─── The records
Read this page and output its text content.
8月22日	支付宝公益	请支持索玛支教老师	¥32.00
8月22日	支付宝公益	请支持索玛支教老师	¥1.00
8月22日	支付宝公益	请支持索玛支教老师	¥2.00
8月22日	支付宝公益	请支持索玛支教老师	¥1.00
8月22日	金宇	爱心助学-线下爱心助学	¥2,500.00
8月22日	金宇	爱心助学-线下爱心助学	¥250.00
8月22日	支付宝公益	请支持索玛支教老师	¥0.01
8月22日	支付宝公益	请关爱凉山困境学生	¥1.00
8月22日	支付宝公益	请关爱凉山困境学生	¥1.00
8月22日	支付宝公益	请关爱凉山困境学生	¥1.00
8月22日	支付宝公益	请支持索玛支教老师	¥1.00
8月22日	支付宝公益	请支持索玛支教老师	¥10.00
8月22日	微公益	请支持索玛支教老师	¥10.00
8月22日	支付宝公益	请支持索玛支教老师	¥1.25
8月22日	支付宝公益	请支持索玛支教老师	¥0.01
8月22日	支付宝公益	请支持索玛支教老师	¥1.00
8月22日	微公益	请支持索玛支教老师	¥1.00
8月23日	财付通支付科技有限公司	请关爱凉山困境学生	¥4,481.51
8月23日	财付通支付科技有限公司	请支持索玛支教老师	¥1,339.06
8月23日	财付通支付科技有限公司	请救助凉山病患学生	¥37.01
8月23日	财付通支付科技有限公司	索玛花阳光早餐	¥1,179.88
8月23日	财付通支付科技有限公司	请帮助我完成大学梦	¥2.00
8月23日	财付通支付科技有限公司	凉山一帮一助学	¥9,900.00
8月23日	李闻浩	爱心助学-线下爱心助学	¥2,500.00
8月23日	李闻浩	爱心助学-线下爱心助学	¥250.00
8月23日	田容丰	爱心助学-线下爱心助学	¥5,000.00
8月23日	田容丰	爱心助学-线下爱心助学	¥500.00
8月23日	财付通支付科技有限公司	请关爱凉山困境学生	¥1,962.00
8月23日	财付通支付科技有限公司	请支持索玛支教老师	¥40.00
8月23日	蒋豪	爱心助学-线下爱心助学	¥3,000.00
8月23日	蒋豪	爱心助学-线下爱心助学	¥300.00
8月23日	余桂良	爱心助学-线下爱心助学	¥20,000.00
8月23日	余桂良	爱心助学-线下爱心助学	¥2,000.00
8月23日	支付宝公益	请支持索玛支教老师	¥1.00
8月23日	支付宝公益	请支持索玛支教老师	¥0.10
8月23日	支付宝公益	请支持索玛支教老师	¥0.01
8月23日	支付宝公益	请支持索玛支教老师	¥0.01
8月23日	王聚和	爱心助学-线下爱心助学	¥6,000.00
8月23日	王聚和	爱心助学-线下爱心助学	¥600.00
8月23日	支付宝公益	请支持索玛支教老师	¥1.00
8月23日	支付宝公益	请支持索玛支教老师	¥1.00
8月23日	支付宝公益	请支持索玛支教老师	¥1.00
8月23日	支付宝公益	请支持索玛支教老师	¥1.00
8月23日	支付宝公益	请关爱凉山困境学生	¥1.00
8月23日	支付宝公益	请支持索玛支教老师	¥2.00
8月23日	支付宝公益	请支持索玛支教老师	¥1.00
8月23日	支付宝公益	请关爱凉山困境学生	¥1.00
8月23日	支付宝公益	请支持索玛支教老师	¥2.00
──────
## What needs to be done
Exactly reproduce all of the entries.

## The completed task
Read this page and output its text content.
8月22日	支付宝公益	请支持索玛支教老师	¥32.00
8月22日	支付宝公益	请支持索玛支教老师	¥1.00
8月22日	支付宝公益	请支持索玛支教老师	¥2.00
8月22日	支付宝公益	请支持索玛支教老师	¥1.00
8月22日	金宇	爱心助学-线下爱心助学	¥2,500.00
8月22日	金宇	爱心助学-线下爱心助学	¥250.00
8月22日	支付宝公益	请支持索玛支教老师	¥0.01
8月22日	支付宝公益	请关爱凉山困境学生	¥1.00
8月22日	支付宝公益	请关爱凉山困境学生	¥1.00
8月22日	支付宝公益	请关爱凉山困境学生	¥1.00
8月22日	支付宝公益	请支持索玛支教老师	¥1.00
8月22日	支付宝公益	请支持索玛支教老师	¥10.00
8月22日	微公益	请支持索玛支教老师	¥10.00
8月22日	支付宝公益	请支持索玛支教老师	¥1.25
8月22日	支付宝公益	请支持索玛支教老师	¥0.01
8月22日	支付宝公益	请支持索玛支教老师	¥1.00
8月22日	微公益	请支持索玛支教老师	¥1.00
8月23日	财付通支付科技有限公司	请关爱凉山困境学生	¥4,481.51
8月23日	财付通支付科技有限公司	请支持索玛支教老师	¥1,339.06
8月23日	财付通支付科技有限公司	请救助凉山病患学生	¥37.01
8月23日	财付通支付科技有限公司	索玛花阳光早餐	¥1,179.88
8月23日	财付通支付科技有限公司	请帮助我完成大学梦	¥2.00
8月23日	财付通支付科技有限公司	凉山一帮一助学	¥9,900.00
8月23日	李闻浩	爱心助学-线下爱心助学	¥2,500.00
8月23日	李闻浩	爱心助学-线下爱心助学	¥250.00
8月23日	田容丰	爱心助学-线下爱心助学	¥5,000.00
8月23日	田容丰	爱心助学-线下爱心助学	¥500.00
8月23日	财付通支付科技有限公司	请关爱凉山困境学生	¥1,962.00
8月23日	财付通支付科技有限公司	请支持索玛支教老师	¥40.00
8月23日	蒋豪	爱心助学-线下爱心助学	¥3,000.00
8月23日	蒋豪	爱心助学-线下爱心助学	¥300.00
8月23日	余桂良	爱心助学-线下爱心助学	¥20,000.00
8月23日	余桂良	爱心助学-线下爱心助学	¥2,000.00
8月23日	支付宝公益	请支持索玛支教老师	¥1.00
8月23日	支付宝公益	请支持索玛支教老师	¥0.10
8月23日	支付宝公益	请支持索玛支教老师	¥0.01
8月23日	支付宝公益	请支持索玛支教老师	¥0.01
8月23日	王聚和	爱心助学-线下爱心助学	¥6,000.00
8月23日	王聚和	爱心助学-线下爱心助学	¥600.00
8月23日	支付宝公益	请支持索玛支教老师	¥1.00
8月23日	支付宝公益	请支持索玛支教老师	¥1.00
8月23日	支付宝公益	请支持索玛支教老师	¥1.00
8月23日	支付宝公益	请支持索玛支教老师	¥1.00
8月23日	支付宝公益	请关爱凉山困境学生	¥1.00
8月23日	支付宝公益	请支持索玛支教老师	¥2.00
8月23日	支付宝公益	请支持索玛支教老师	¥1.00
8月23日	支付宝公益	请关爱凉山困境学生	¥1.00
8月23日	支付宝公益	请支持索玛支教老师	¥2.00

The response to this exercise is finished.